[Stored data]
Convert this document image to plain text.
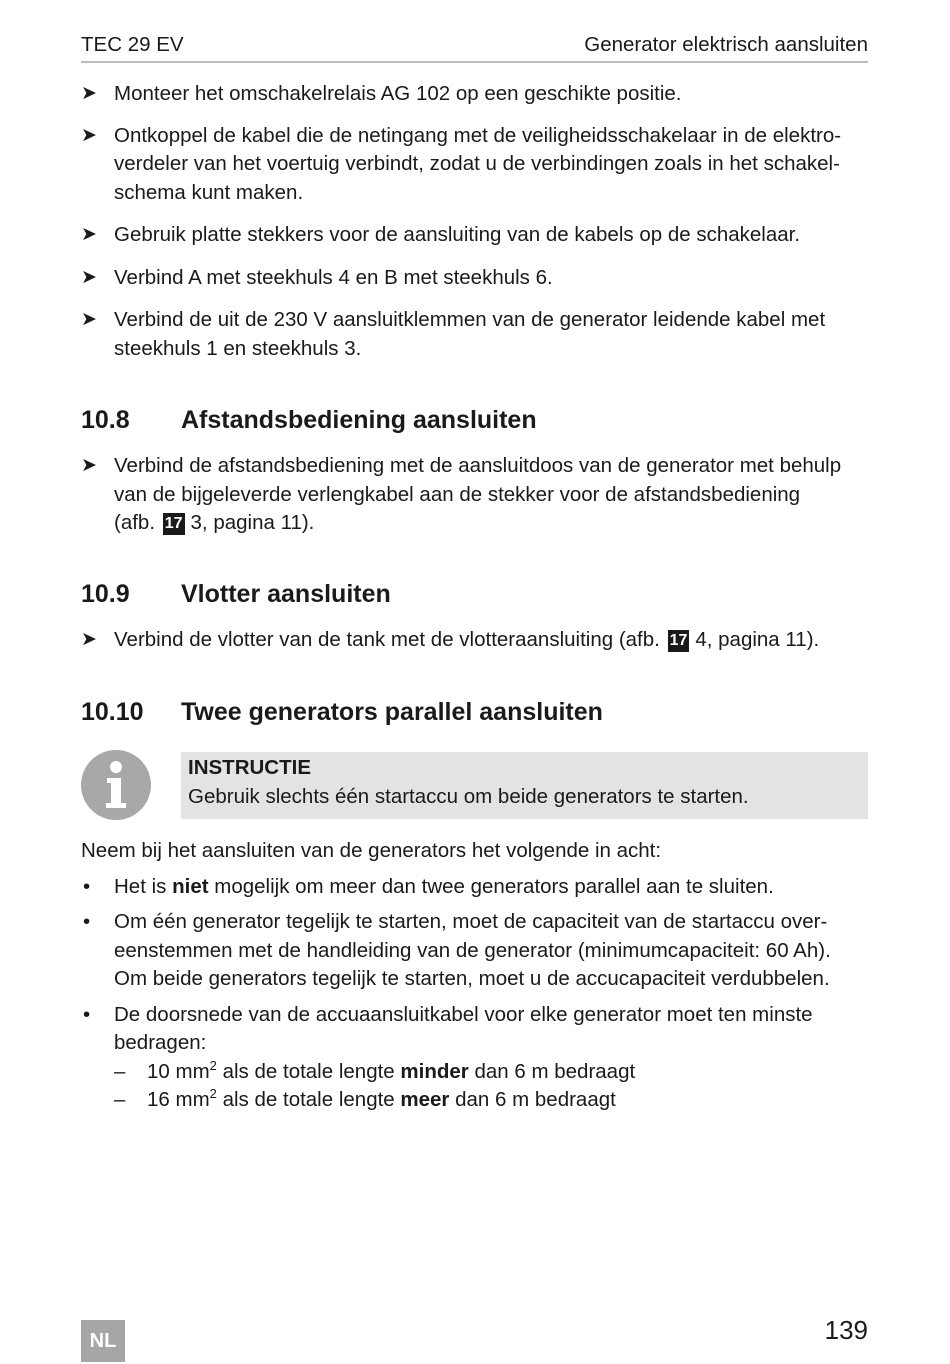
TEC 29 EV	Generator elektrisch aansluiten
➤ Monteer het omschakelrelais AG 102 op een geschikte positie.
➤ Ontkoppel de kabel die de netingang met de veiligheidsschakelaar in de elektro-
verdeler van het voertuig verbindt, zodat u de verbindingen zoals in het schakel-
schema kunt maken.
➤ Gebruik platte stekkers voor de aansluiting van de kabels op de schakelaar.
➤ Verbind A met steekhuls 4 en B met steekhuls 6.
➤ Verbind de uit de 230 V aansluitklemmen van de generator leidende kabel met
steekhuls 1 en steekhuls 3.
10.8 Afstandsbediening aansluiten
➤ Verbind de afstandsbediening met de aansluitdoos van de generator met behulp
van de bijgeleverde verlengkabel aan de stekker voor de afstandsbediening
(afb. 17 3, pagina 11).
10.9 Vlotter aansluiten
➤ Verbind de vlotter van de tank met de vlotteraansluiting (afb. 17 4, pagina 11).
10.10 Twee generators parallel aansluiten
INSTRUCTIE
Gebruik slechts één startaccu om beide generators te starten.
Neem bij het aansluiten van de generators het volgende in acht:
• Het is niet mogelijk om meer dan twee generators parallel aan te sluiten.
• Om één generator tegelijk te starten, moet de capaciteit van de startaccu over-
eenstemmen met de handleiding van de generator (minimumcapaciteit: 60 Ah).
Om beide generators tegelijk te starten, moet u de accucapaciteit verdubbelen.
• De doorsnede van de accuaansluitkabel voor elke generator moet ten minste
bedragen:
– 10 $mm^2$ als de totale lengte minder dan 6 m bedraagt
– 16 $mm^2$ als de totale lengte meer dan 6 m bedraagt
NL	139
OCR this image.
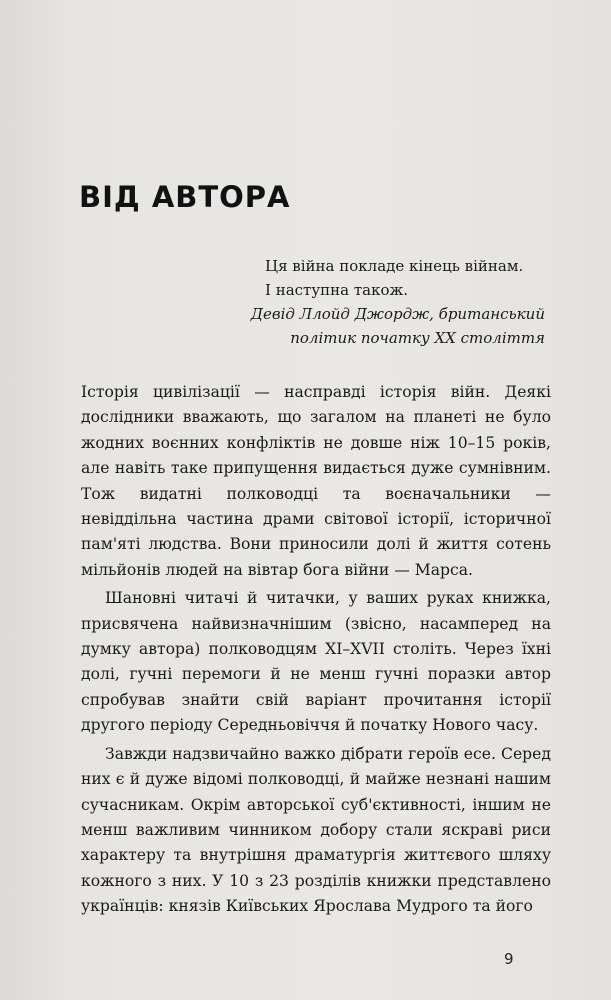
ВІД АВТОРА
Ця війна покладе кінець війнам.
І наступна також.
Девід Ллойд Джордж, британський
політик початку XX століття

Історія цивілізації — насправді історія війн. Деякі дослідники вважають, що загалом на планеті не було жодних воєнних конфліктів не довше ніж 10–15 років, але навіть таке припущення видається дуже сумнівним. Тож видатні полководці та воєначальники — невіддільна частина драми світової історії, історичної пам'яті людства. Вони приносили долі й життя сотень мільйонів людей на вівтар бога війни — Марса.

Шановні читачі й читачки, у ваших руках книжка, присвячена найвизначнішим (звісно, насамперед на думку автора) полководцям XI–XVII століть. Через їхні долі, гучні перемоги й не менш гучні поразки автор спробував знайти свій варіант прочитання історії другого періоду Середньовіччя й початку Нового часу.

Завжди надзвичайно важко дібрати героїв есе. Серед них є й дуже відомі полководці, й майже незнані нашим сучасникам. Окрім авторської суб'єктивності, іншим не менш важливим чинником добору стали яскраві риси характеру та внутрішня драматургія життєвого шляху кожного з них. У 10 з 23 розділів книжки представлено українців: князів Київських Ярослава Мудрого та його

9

# [Instruction]
Repeat the material above word for word and skip every image in it.

# [Answer to this exercise]
Convert this document image to plain text.
TEC 29 EV	Generator elektrisch aansluiten
➤ Monteer het omschakelrelais AG 102 op een geschikte positie.
➤ Ontkoppel de kabel die de netingang met de veiligheidsschakelaar in de elektro-
verdeler van het voertuig verbindt, zodat u de verbindingen zoals in het schakel-
schema kunt maken.
➤ Gebruik platte stekkers voor de aansluiting van de kabels op de schakelaar.
➤ Verbind A met steekhuls 4 en B met steekhuls 6.
➤ Verbind de uit de 230 V aansluitklemmen van de generator leidende kabel met
steekhuls 1 en steekhuls 3.
10.8 Afstandsbediening aansluiten
➤ Verbind de afstandsbediening met de aansluitdoos van de generator met behulp
van de bijgeleverde verlengkabel aan de stekker voor de afstandsbediening
(afb. 17 3, pagina 11).
10.9 Vlotter aansluiten
➤ Verbind de vlotter van de tank met de vlotteraansluiting (afb. 17 4, pagina 11).
10.10 Twee generators parallel aansluiten
INSTRUCTIE
Gebruik slechts één startaccu om beide generators te starten.
Neem bij het aansluiten van de generators het volgende in acht:
• Het is niet mogelijk om meer dan twee generators parallel aan te sluiten.
• Om één generator tegelijk te starten, moet de capaciteit van de startaccu over-
eenstemmen met de handleiding van de generator (minimumcapaciteit: 60 Ah).
Om beide generators tegelijk te starten, moet u de accucapaciteit verdubbelen.
• De doorsnede van de accuaansluitkabel voor elke generator moet ten minste
bedragen:
– 10 $mm^2$ als de totale lengte minder dan 6 m bedraagt
– 16 $mm^2$ als de totale lengte meer dan 6 m bedraagt
NL	139
OCR this image.
ВІД АВТОРА
Ця війна покладе кінець війнам.
І наступна також.
Девід Ллойд Джордж, британський
політик початку XX століття

Історія цивілізації — насправді історія війн. Деякі дослідники вважають, що загалом на планеті не було жодних воєнних конфліктів не довше ніж 10–15 років, але навіть таке припущення видається дуже сумнівним. Тож видатні полководці та воєначальники — невіддільна частина драми світової історії, історичної пам'яті людства. Вони приносили долі й життя сотень мільйонів людей на вівтар бога війни — Марса.

Шановні читачі й читачки, у ваших руках книжка, присвячена найвизначнішим (звісно, насамперед на думку автора) полководцям XI–XVII століть. Через їхні долі, гучні перемоги й не менш гучні поразки автор спробував знайти свій варіант прочитання історії другого періоду Середньовіччя й початку Нового часу.

Завжди надзвичайно важко дібрати героїв есе. Серед них є й дуже відомі полководці, й майже незнані нашим сучасникам. Окрім авторської суб'єктивності, іншим не менш важливим чинником добору стали яскраві риси характеру та внутрішня драматургія життєвого шляху кожного з них. У 10 з 23 розділів книжки представлено українців: князів Київських Ярослава Мудрого та його

9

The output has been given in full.